[Dataset items]
────────────────────

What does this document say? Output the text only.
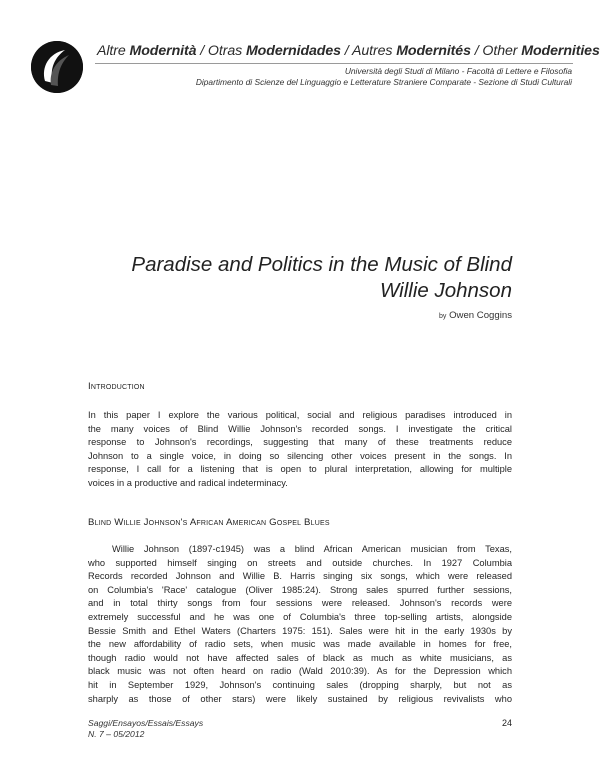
Altre Modernità / Otras Modernidades / Autres Modernités / Other Modernities
Università degli Studi di Milano - Facoltà di Lettere e Filosofia
Dipartimento di Scienze del Linguaggio e Letterature Straniere Comparate - Sezione di Studi Culturali
Paradise and Politics in the Music of Blind
Willie Johnson
by Owen Coggins
Introduction
In this paper I explore the various political, social and religious paradises introduced in
the many voices of Blind Willie Johnson's recorded songs. I investigate the critical
response to Johnson's recordings, suggesting that many of these treatments reduce
Johnson to a single voice, in doing so silencing other voices present in the songs. In
response, I call for a listening that is open to plural interpretation, allowing for multiple
voices in a productive and radical indeterminacy.
Blind Willie Johnson's African American Gospel Blues
Willie Johnson (1897-c1945) was a blind African American musician from Texas,
who supported himself singing on streets and outside churches. In 1927 Columbia
Records recorded Johnson and Willie B. Harris singing six songs, which were released
on Columbia's 'Race' catalogue (Oliver 1985:24). Strong sales spurred further sessions,
and in total thirty songs from four sessions were released. Johnson's records were
extremely successful and he was one of Columbia's three top-selling artists, alongside
Bessie Smith and Ethel Waters (Charters 1975: 151). Sales were hit in the early 1930s by
the new affordability of radio sets, when music was made available in homes for free,
though radio would not have affected sales of black as much as white musicians, as
black music was not often heard on radio (Wald 2010:39). As for the Depression which
hit in September 1929, Johnson's continuing sales (dropping sharply, but not as
sharply as those of other stars) were likely sustained by religious revivalists who
Saggi/Ensayos/Essais/Essays
N. 7 – 05/2012
24
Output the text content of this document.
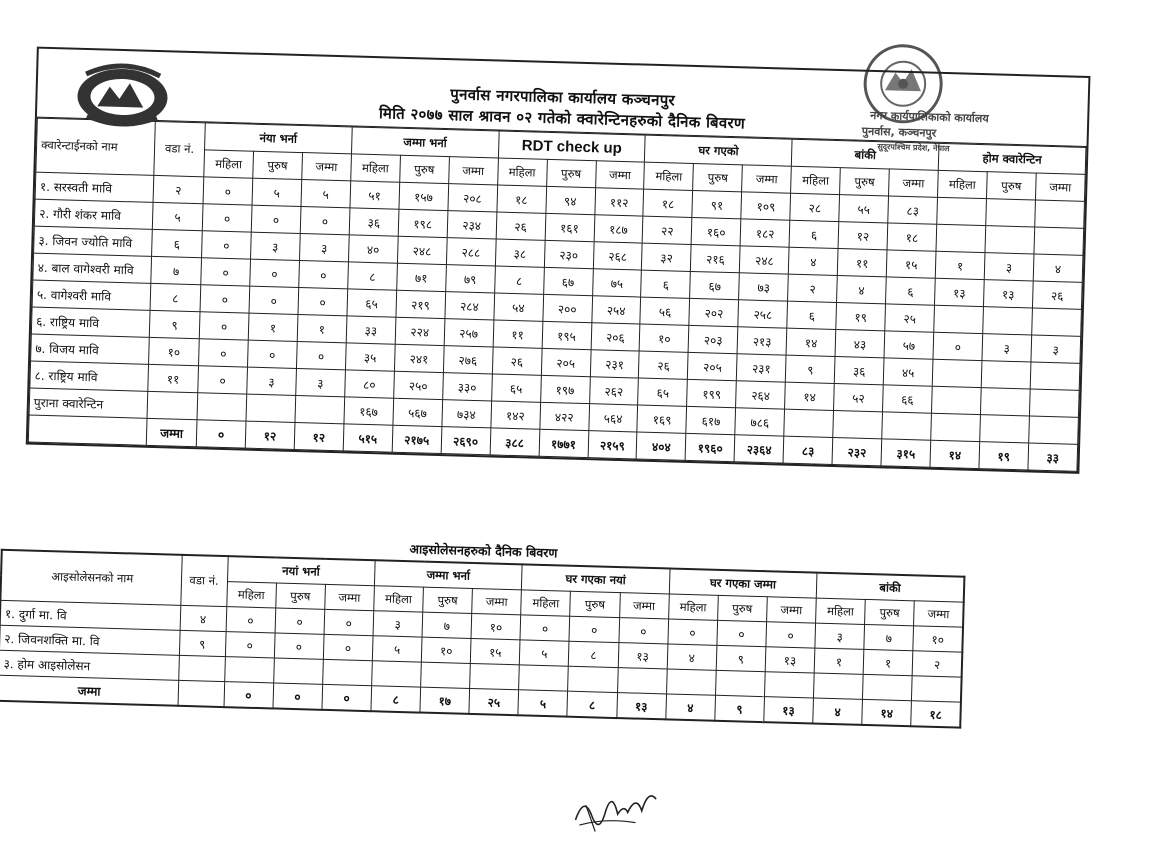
नगर कार्यपालिकाको कार्यालय
पुनर्वास, कञ्चनपुर
सुदूरपश्चिम प्रदेश, नेपाल
पुनर्वास नगरपालिका कार्यालय कञ्चनपुर
मिति २०७७ साल श्रावन ०२ गतेको क्वारेन्टिनहरुको दैनिक बिवरण
क्वारेन्टाईनको नाम	वडा नं.	नंया भर्ना			जम्मा भर्ना			RDT check up			घर गएको			बांकी			होम क्वारेन्टिन		
		महिला	पुरुष	जम्मा	महिला	पुरुष	जम्मा	महिला	पुरुष	जम्मा	महिला	पुरुष	जम्मा	महिला	पुरुष	जम्मा	महिला	पुरुष	जम्मा
१. सरस्वती मावि	२	०	५	५	५१	१५७	२०८	१८	९४	११२	१८	९१	१०९	२८	५५	८३			
२. गौरी शंकर मावि	५	०	०	०	३६	१९८	२३४	२६	१६१	१८७	२२	१६०	१८२	६	१२	१८			
३. जिवन ज्योति मावि	६	०	३	३	४०	२४८	२८८	३८	२३०	२६८	३२	२१६	२४८	४	११	१५	१	३	४
४. बाल वागेश्वरी मावि	७	०	०	०	८	७१	७९	८	६७	७५	६	६७	७३	२	४	६	१३	१३	२६
५. वागेश्वरी मावि	८	०	०	०	६५	२१९	२८४	५४	२००	२५४	५६	२०२	२५८	६	१९	२५			
६. राष्ट्रिय मावि	९	०	१	१	३३	२२४	२५७	११	१९५	२०६	१०	२०३	२१३	१४	४३	५७	०	३	३
७. विजय मावि	१०	०	०	०	३५	२४१	२७६	२६	२०५	२३१	२६	२०५	२३१	९	३६	४५			
८. राष्ट्रिय मावि	११	०	३	३	८०	२५०	३३०	६५	१९७	२६२	६५	१९९	२६४	१४	५२	६६			
पुराना क्वारेन्टिन					१६७	५६७	७३४	१४२	४२२	५६४	१६९	६१७	७८६						
	जम्मा	०	१२	१२	५१५	२१७५	२६९०	३८८	१७७१	२१५९	४०४	१९६०	२३६४	८३	२३२	३१५	१४	१९	३३
आइसोलेसनहरुको दैनिक बिवरण
आइसोलेसनको नाम	वडा नं.	नयां भर्ना			जम्मा भर्ना			घर गएका नयां			घर गएका जम्मा			बांकी		
		महिला	पुरुष	जम्मा	महिला	पुरुष	जम्मा	महिला	पुरुष	जम्मा	महिला	पुरुष	जम्मा	महिला	पुरुष	जम्मा
१. दुर्गा मा. वि	४	०	०	०	३	७	१०	०	०	०	०	०	०	३	७	१०
२. जिवनशक्ति मा. वि	९	०	०	०	५	१०	१५	५	८	१३	४	९	१३	१	१	२
३. होम आइसोलेसन																
जम्मा		०	०	०	८	१७	२५	५	८	१३	४	९	१३	४	१४	१८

────────────────────

- JOB
Review the preceding data and report every line that includes the string "radio".

- COMPLETE RESPONSE
the new affordability of radio sets, when music was made available in homes for free,
though radio would not have affected sales of black as much as white musicians, as
black music was not often heard on radio (Wald 2010:39). As for the Depression which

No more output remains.